Work to be completed — All entries are to be given again verbatim.

* START *

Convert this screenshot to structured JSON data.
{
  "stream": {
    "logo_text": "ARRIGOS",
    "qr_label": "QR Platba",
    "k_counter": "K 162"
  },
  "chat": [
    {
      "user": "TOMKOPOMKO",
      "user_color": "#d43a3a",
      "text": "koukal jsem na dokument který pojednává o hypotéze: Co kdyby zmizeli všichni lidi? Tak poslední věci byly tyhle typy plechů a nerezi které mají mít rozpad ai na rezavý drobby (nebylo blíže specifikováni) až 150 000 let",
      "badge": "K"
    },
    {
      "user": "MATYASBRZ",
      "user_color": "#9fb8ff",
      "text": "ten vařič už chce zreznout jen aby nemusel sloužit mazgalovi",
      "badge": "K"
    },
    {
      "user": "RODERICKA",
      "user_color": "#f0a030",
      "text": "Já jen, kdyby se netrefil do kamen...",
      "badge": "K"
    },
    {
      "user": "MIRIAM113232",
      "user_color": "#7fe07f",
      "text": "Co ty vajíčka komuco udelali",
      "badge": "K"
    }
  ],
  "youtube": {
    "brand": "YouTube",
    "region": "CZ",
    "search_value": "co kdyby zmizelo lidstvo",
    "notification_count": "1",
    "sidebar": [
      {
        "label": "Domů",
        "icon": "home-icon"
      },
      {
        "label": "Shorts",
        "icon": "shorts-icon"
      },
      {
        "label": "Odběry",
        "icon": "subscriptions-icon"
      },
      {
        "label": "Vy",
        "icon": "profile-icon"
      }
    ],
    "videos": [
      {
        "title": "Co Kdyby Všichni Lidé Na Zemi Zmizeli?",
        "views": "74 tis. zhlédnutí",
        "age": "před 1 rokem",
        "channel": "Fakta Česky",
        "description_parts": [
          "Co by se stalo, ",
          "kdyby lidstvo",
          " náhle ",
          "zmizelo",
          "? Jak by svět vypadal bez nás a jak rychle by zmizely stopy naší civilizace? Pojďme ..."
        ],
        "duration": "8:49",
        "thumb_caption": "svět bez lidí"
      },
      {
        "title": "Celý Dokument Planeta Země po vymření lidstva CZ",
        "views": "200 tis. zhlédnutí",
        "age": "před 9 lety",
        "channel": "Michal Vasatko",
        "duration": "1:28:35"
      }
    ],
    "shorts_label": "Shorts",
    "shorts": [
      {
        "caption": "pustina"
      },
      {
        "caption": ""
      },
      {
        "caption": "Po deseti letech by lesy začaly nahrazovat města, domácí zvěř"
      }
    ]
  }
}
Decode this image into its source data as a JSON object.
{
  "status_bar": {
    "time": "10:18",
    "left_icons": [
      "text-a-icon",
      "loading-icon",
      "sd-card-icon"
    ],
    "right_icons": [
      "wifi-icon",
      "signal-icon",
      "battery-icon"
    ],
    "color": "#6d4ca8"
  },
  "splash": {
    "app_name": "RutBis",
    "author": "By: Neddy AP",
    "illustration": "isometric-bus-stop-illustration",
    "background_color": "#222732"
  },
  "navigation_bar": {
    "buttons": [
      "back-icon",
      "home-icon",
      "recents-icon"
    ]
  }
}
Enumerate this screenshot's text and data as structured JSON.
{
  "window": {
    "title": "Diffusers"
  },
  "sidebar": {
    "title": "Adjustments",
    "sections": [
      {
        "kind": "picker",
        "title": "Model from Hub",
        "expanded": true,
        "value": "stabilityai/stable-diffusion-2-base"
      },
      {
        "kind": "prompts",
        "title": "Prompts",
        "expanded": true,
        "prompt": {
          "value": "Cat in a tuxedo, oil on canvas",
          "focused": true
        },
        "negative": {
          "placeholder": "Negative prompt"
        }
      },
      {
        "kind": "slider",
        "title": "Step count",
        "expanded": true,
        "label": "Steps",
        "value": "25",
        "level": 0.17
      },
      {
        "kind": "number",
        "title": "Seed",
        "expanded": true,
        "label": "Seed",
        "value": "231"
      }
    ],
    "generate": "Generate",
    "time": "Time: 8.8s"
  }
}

* END *

Solution —
Convert this screenshot to structured JSON data.
{
  "stream": {
    "logo_text": "ARRIGOS",
    "qr_label": "QR Platba",
    "k_counter": "K 162"
  },
  "chat": [
    {
      "user": "TOMKOPOMKO",
      "user_color": "#d43a3a",
      "text": "koukal jsem na dokument který pojednává o hypotéze: Co kdyby zmizeli všichni lidi? Tak poslední věci byly tyhle typy plechů a nerezi které mají mít rozpad ai na rezavý drobby (nebylo blíže specifikováni) až 150 000 let",
      "badge": "K"
    },
    {
      "user": "MATYASBRZ",
      "user_color": "#9fb8ff",
      "text": "ten vařič už chce zreznout jen aby nemusel sloužit mazgalovi",
      "badge": "K"
    },
    {
      "user": "RODERICKA",
      "user_color": "#f0a030",
      "text": "Já jen, kdyby se netrefil do kamen...",
      "badge": "K"
    },
    {
      "user": "MIRIAM113232",
      "user_color": "#7fe07f",
      "text": "Co ty vajíčka komuco udelali",
      "badge": "K"
    }
  ],
  "youtube": {
    "brand": "YouTube",
    "region": "CZ",
    "search_value": "co kdyby zmizelo lidstvo",
    "notification_count": "1",
    "sidebar": [
      {
        "label": "Domů",
        "icon": "home-icon"
      },
      {
        "label": "Shorts",
        "icon": "shorts-icon"
      },
      {
        "label": "Odběry",
        "icon": "subscriptions-icon"
      },
      {
        "label": "Vy",
        "icon": "profile-icon"
      }
    ],
    "videos": [
      {
        "title": "Co Kdyby Všichni Lidé Na Zemi Zmizeli?",
        "views": "74 tis. zhlédnutí",
        "age": "před 1 rokem",
        "channel": "Fakta Česky",
        "description_parts": [
          "Co by se stalo, ",
          "kdyby lidstvo",
          " náhle ",
          "zmizelo",
          "? Jak by svět vypadal bez nás a jak rychle by zmizely stopy naší civilizace? Pojďme ..."
        ],
        "duration": "8:49",
        "thumb_caption": "svět bez lidí"
      },
      {
        "title": "Celý Dokument Planeta Země po vymření lidstva CZ",
        "views": "200 tis. zhlédnutí",
        "age": "před 9 lety",
        "channel": "Michal Vasatko",
        "duration": "1:28:35"
      }
    ],
    "shorts_label": "Shorts",
    "shorts": [
      {
        "caption": "pustina"
      },
      {
        "caption": ""
      },
      {
        "caption": "Po deseti letech by lesy začaly nahrazovat města, domácí zvěř"
      }
    ]
  }
}
Decode this image into its source data as a JSON object.
{
  "status_bar": {
    "time": "10:18",
    "left_icons": [
      "text-a-icon",
      "loading-icon",
      "sd-card-icon"
    ],
    "right_icons": [
      "wifi-icon",
      "signal-icon",
      "battery-icon"
    ],
    "color": "#6d4ca8"
  },
  "splash": {
    "app_name": "RutBis",
    "author": "By: Neddy AP",
    "illustration": "isometric-bus-stop-illustration",
    "background_color": "#222732"
  },
  "navigation_bar": {
    "buttons": [
      "back-icon",
      "home-icon",
      "recents-icon"
    ]
  }
}
Enumerate this screenshot's text and data as structured JSON.
{
  "window": {
    "title": "Diffusers"
  },
  "sidebar": {
    "title": "Adjustments",
    "sections": [
      {
        "kind": "picker",
        "title": "Model from Hub",
        "expanded": true,
        "value": "stabilityai/stable-diffusion-2-base"
      },
      {
        "kind": "prompts",
        "title": "Prompts",
        "expanded": true,
        "prompt": {
          "value": "Cat in a tuxedo, oil on canvas",
          "focused": true
        },
        "negative": {
          "placeholder": "Negative prompt"
        }
      },
      {
        "kind": "slider",
        "title": "Step count",
        "expanded": true,
        "label": "Steps",
        "value": "25",
        "level": 0.17
      },
      {
        "kind": "number",
        "title": "Seed",
        "expanded": true,
        "label": "Seed",
        "value": "231"
      }
    ],
    "generate": "Generate",
    "time": "Time: 8.8s"
  }
}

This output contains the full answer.